In the entries that follow, how many lines hold the string "placeholder"? Give only that number.

## Collected data entries:

╭──

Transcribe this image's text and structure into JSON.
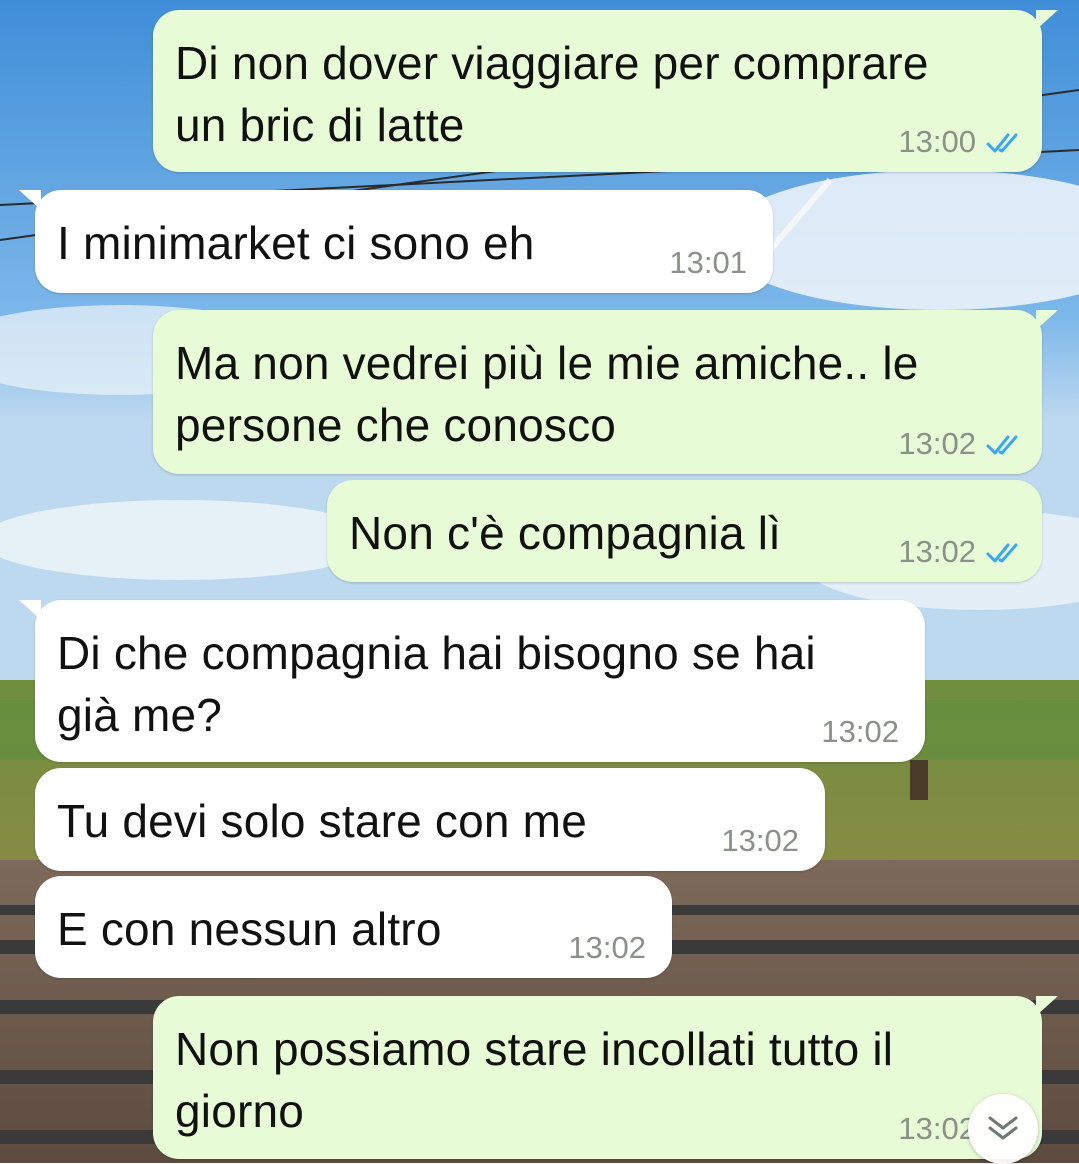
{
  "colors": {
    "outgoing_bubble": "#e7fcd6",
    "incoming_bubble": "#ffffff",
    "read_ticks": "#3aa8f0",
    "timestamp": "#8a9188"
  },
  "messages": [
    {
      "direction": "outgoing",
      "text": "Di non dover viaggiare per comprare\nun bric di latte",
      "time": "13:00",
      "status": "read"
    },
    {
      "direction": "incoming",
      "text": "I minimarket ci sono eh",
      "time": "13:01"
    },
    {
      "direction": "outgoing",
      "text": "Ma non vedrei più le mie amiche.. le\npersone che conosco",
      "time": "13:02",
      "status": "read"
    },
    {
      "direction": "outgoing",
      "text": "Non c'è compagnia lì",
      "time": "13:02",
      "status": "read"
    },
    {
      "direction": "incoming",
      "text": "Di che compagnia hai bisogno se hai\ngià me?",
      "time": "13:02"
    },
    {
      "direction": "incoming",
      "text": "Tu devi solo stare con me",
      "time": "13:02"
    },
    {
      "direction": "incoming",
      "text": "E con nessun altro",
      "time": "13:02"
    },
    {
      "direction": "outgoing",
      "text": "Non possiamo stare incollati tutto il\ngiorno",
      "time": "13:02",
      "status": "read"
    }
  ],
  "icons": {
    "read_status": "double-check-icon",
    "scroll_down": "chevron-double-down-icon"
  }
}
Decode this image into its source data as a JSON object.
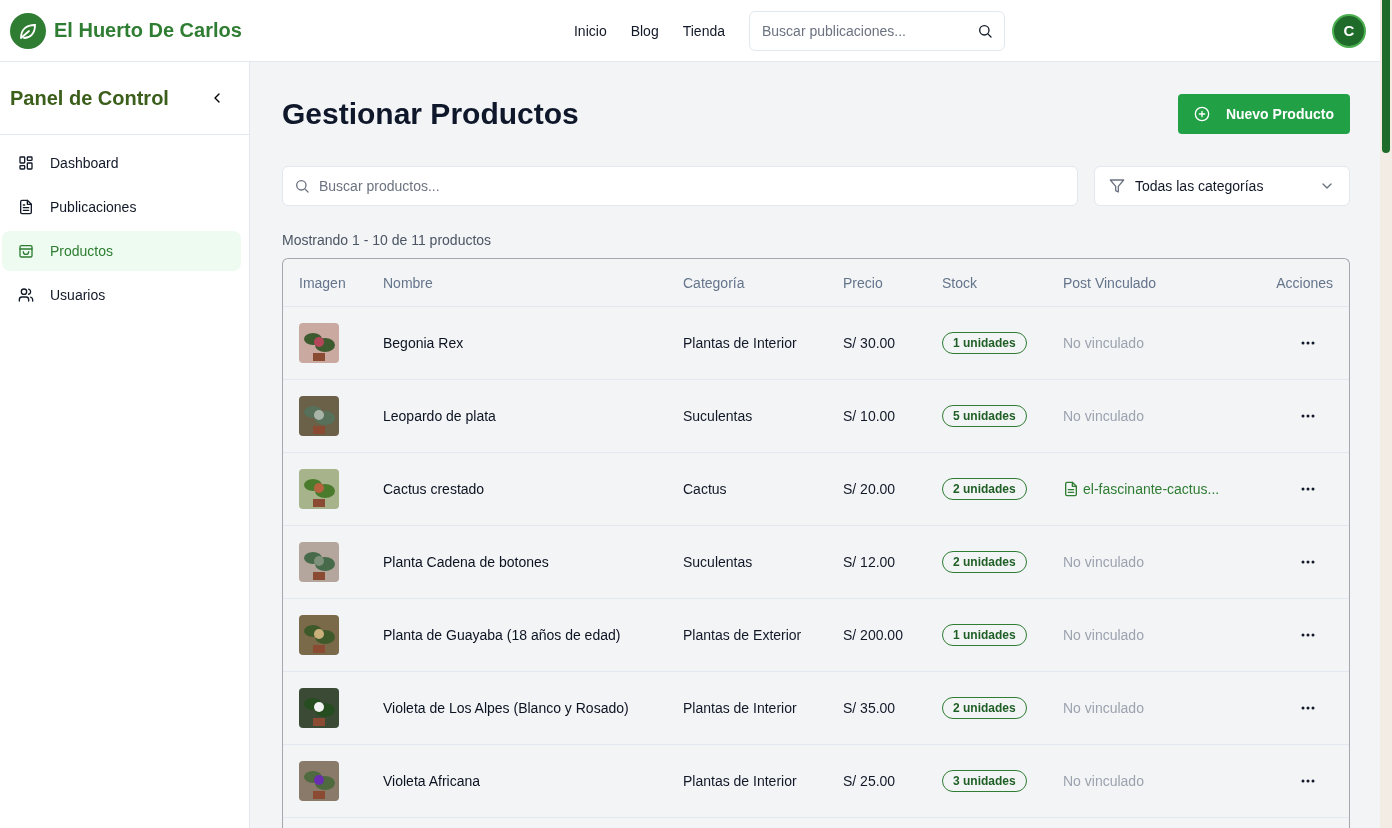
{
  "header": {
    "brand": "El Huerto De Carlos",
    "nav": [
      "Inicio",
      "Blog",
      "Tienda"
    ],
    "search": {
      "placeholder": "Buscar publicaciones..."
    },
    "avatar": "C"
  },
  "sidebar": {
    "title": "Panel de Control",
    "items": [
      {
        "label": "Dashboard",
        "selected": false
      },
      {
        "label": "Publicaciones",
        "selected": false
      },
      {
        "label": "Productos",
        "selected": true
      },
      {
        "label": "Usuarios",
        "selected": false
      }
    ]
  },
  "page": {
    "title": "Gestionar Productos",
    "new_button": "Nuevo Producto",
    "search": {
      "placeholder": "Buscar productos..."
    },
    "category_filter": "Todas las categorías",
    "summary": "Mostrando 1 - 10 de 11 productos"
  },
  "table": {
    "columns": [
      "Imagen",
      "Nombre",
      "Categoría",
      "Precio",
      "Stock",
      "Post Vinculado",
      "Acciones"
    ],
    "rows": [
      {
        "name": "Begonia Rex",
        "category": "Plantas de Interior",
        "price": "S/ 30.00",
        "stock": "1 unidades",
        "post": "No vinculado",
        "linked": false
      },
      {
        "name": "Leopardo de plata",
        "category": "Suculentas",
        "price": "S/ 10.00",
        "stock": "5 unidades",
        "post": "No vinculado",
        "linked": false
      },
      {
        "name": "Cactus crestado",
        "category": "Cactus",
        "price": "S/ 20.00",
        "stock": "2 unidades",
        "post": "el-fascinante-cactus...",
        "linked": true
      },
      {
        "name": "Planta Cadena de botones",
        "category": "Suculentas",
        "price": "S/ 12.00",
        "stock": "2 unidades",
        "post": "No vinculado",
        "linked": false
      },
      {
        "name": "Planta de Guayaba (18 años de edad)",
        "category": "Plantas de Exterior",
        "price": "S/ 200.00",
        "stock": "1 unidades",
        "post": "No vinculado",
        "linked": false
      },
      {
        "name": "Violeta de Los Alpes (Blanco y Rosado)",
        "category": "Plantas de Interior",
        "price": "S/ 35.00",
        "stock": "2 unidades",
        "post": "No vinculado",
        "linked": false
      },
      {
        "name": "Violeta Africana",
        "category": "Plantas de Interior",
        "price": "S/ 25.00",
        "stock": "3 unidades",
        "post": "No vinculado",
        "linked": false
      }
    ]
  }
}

╰──

## COMPLETE OUTPUT:
2